**SHORT TASK**.
Give all of the lines again exactly as they read.

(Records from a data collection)
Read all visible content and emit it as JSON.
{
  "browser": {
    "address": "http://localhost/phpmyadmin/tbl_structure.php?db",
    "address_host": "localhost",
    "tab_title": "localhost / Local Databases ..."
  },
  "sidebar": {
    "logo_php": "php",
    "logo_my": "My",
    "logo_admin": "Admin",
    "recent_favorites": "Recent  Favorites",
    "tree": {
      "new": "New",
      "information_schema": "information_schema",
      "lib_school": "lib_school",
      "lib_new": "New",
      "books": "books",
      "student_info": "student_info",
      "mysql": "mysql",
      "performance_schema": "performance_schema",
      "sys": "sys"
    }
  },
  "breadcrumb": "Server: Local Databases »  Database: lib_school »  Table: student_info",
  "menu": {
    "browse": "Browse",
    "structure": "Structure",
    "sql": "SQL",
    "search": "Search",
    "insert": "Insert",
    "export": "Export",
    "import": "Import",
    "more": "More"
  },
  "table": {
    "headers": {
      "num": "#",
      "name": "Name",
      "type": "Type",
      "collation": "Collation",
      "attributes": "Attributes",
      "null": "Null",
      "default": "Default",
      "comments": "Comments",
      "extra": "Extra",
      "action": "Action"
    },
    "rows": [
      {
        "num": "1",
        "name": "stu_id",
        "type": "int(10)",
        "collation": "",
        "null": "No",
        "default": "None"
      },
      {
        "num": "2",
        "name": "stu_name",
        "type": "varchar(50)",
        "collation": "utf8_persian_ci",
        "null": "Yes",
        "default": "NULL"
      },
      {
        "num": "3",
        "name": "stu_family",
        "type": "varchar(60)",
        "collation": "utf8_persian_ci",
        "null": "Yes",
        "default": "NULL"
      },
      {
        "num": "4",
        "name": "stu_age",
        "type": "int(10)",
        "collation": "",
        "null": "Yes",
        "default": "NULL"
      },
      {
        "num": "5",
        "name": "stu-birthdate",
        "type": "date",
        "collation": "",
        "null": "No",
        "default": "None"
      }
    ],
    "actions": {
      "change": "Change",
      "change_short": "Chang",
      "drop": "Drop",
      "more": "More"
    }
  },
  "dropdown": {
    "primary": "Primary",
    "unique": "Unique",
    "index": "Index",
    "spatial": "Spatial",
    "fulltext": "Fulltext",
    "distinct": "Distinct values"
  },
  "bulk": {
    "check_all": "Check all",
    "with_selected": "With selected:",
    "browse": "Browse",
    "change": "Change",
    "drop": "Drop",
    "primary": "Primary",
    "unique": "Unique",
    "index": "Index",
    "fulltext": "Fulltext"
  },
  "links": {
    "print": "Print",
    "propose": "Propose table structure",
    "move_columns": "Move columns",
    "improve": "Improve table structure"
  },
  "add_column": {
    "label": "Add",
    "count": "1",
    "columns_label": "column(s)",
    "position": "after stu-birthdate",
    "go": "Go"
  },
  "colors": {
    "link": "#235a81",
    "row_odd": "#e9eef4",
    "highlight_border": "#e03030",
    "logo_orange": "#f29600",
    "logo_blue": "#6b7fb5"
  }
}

**RESULT FOR THIS EXERCISE**.
Read all visible content and emit it as JSON.
{
  "browser": {
    "address": "http://localhost/phpmyadmin/tbl_structure.php?db",
    "address_host": "localhost",
    "tab_title": "localhost / Local Databases ..."
  },
  "sidebar": {
    "logo_php": "php",
    "logo_my": "My",
    "logo_admin": "Admin",
    "recent_favorites": "Recent  Favorites",
    "tree": {
      "new": "New",
      "information_schema": "information_schema",
      "lib_school": "lib_school",
      "lib_new": "New",
      "books": "books",
      "student_info": "student_info",
      "mysql": "mysql",
      "performance_schema": "performance_schema",
      "sys": "sys"
    }
  },
  "breadcrumb": "Server: Local Databases »  Database: lib_school »  Table: student_info",
  "menu": {
    "browse": "Browse",
    "structure": "Structure",
    "sql": "SQL",
    "search": "Search",
    "insert": "Insert",
    "export": "Export",
    "import": "Import",
    "more": "More"
  },
  "table": {
    "headers": {
      "num": "#",
      "name": "Name",
      "type": "Type",
      "collation": "Collation",
      "attributes": "Attributes",
      "null": "Null",
      "default": "Default",
      "comments": "Comments",
      "extra": "Extra",
      "action": "Action"
    },
    "rows": [
      {
        "num": "1",
        "name": "stu_id",
        "type": "int(10)",
        "collation": "",
        "null": "No",
        "default": "None"
      },
      {
        "num": "2",
        "name": "stu_name",
        "type": "varchar(50)",
        "collation": "utf8_persian_ci",
        "null": "Yes",
        "default": "NULL"
      },
      {
        "num": "3",
        "name": "stu_family",
        "type": "varchar(60)",
        "collation": "utf8_persian_ci",
        "null": "Yes",
        "default": "NULL"
      },
      {
        "num": "4",
        "name": "stu_age",
        "type": "int(10)",
        "collation": "",
        "null": "Yes",
        "default": "NULL"
      },
      {
        "num": "5",
        "name": "stu-birthdate",
        "type": "date",
        "collation": "",
        "null": "No",
        "default": "None"
      }
    ],
    "actions": {
      "change": "Change",
      "change_short": "Chang",
      "drop": "Drop",
      "more": "More"
    }
  },
  "dropdown": {
    "primary": "Primary",
    "unique": "Unique",
    "index": "Index",
    "spatial": "Spatial",
    "fulltext": "Fulltext",
    "distinct": "Distinct values"
  },
  "bulk": {
    "check_all": "Check all",
    "with_selected": "With selected:",
    "browse": "Browse",
    "change": "Change",
    "drop": "Drop",
    "primary": "Primary",
    "unique": "Unique",
    "index": "Index",
    "fulltext": "Fulltext"
  },
  "links": {
    "print": "Print",
    "propose": "Propose table structure",
    "move_columns": "Move columns",
    "improve": "Improve table structure"
  },
  "add_column": {
    "label": "Add",
    "count": "1",
    "columns_label": "column(s)",
    "position": "after stu-birthdate",
    "go": "Go"
  },
  "colors": {
    "link": "#235a81",
    "row_odd": "#e9eef4",
    "highlight_border": "#e03030",
    "logo_orange": "#f29600",
    "logo_blue": "#6b7fb5"
  }
}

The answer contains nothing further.